Exercise >> Quote the listing in full, exactly as given, minus any pictures.

# START OF Provided material

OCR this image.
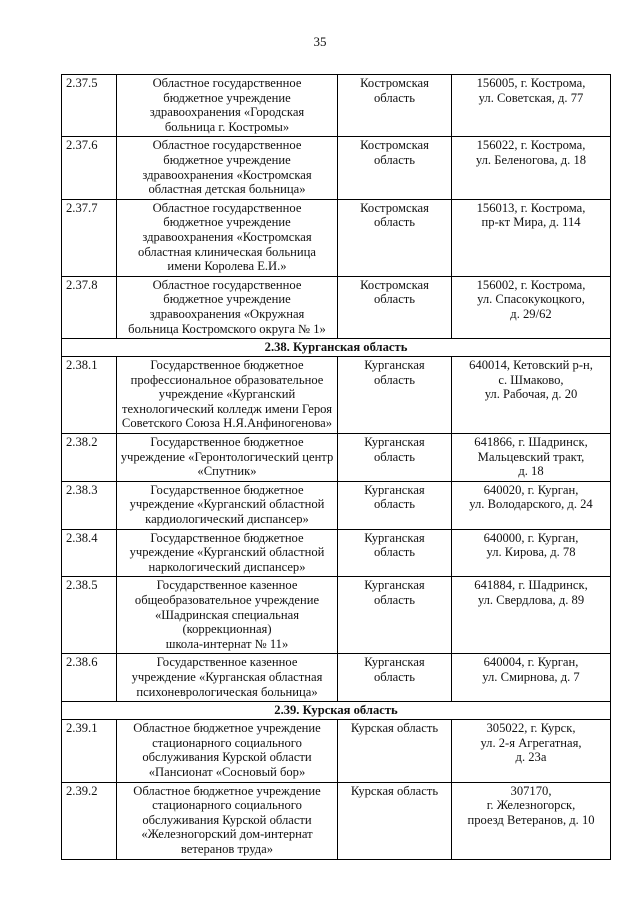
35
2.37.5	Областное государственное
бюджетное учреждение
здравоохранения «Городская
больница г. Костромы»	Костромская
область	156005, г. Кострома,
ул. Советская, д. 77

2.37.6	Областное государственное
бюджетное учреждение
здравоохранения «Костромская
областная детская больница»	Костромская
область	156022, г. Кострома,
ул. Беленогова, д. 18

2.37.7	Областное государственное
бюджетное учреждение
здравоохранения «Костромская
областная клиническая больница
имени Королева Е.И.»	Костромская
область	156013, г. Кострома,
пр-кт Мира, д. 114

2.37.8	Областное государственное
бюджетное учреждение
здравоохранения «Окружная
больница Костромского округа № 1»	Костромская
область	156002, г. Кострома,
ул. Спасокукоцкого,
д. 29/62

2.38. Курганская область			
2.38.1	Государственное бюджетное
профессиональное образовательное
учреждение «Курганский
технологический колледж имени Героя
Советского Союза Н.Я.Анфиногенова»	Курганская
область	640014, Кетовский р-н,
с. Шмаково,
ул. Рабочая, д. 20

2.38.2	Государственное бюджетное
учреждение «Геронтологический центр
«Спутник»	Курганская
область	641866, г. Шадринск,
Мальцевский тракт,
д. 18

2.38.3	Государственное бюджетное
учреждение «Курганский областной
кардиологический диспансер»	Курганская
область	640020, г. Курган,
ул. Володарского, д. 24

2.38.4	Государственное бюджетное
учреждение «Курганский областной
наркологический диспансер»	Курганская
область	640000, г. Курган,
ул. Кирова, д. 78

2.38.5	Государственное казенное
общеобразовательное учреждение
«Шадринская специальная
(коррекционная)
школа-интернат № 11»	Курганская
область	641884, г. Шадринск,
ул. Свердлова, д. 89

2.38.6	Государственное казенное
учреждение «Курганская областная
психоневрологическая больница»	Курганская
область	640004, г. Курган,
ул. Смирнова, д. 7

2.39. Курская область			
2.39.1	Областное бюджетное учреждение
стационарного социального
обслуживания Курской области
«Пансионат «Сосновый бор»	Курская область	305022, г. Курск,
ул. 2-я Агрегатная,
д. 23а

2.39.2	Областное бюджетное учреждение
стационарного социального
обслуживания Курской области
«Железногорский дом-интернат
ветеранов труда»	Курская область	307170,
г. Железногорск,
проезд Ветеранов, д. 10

# END OF Provided material

Completed exercise >>
OCR this image.
35
2.37.5	Областное государственное
бюджетное учреждение
здравоохранения «Городская
больница г. Костромы»	Костромская
область	156005, г. Кострома,
ул. Советская, д. 77

2.37.6	Областное государственное
бюджетное учреждение
здравоохранения «Костромская
областная детская больница»	Костромская
область	156022, г. Кострома,
ул. Беленогова, д. 18

2.37.7	Областное государственное
бюджетное учреждение
здравоохранения «Костромская
областная клиническая больница
имени Королева Е.И.»	Костромская
область	156013, г. Кострома,
пр-кт Мира, д. 114

2.37.8	Областное государственное
бюджетное учреждение
здравоохранения «Окружная
больница Костромского округа № 1»	Костромская
область	156002, г. Кострома,
ул. Спасокукоцкого,
д. 29/62

2.38. Курганская область			
2.38.1	Государственное бюджетное
профессиональное образовательное
учреждение «Курганский
технологический колледж имени Героя
Советского Союза Н.Я.Анфиногенова»	Курганская
область	640014, Кетовский р-н,
с. Шмаково,
ул. Рабочая, д. 20

2.38.2	Государственное бюджетное
учреждение «Геронтологический центр
«Спутник»	Курганская
область	641866, г. Шадринск,
Мальцевский тракт,
д. 18

2.38.3	Государственное бюджетное
учреждение «Курганский областной
кардиологический диспансер»	Курганская
область	640020, г. Курган,
ул. Володарского, д. 24

2.38.4	Государственное бюджетное
учреждение «Курганский областной
наркологический диспансер»	Курганская
область	640000, г. Курган,
ул. Кирова, д. 78

2.38.5	Государственное казенное
общеобразовательное учреждение
«Шадринская специальная
(коррекционная)
школа-интернат № 11»	Курганская
область	641884, г. Шадринск,
ул. Свердлова, д. 89

2.38.6	Государственное казенное
учреждение «Курганская областная
психоневрологическая больница»	Курганская
область	640004, г. Курган,
ул. Смирнова, д. 7

2.39. Курская область			
2.39.1	Областное бюджетное учреждение
стационарного социального
обслуживания Курской области
«Пансионат «Сосновый бор»	Курская область	305022, г. Курск,
ул. 2-я Агрегатная,
д. 23а

2.39.2	Областное бюджетное учреждение
стационарного социального
обслуживания Курской области
«Железногорский дом-интернат
ветеранов труда»	Курская область	307170,
г. Железногорск,
проезд Ветеранов, д. 10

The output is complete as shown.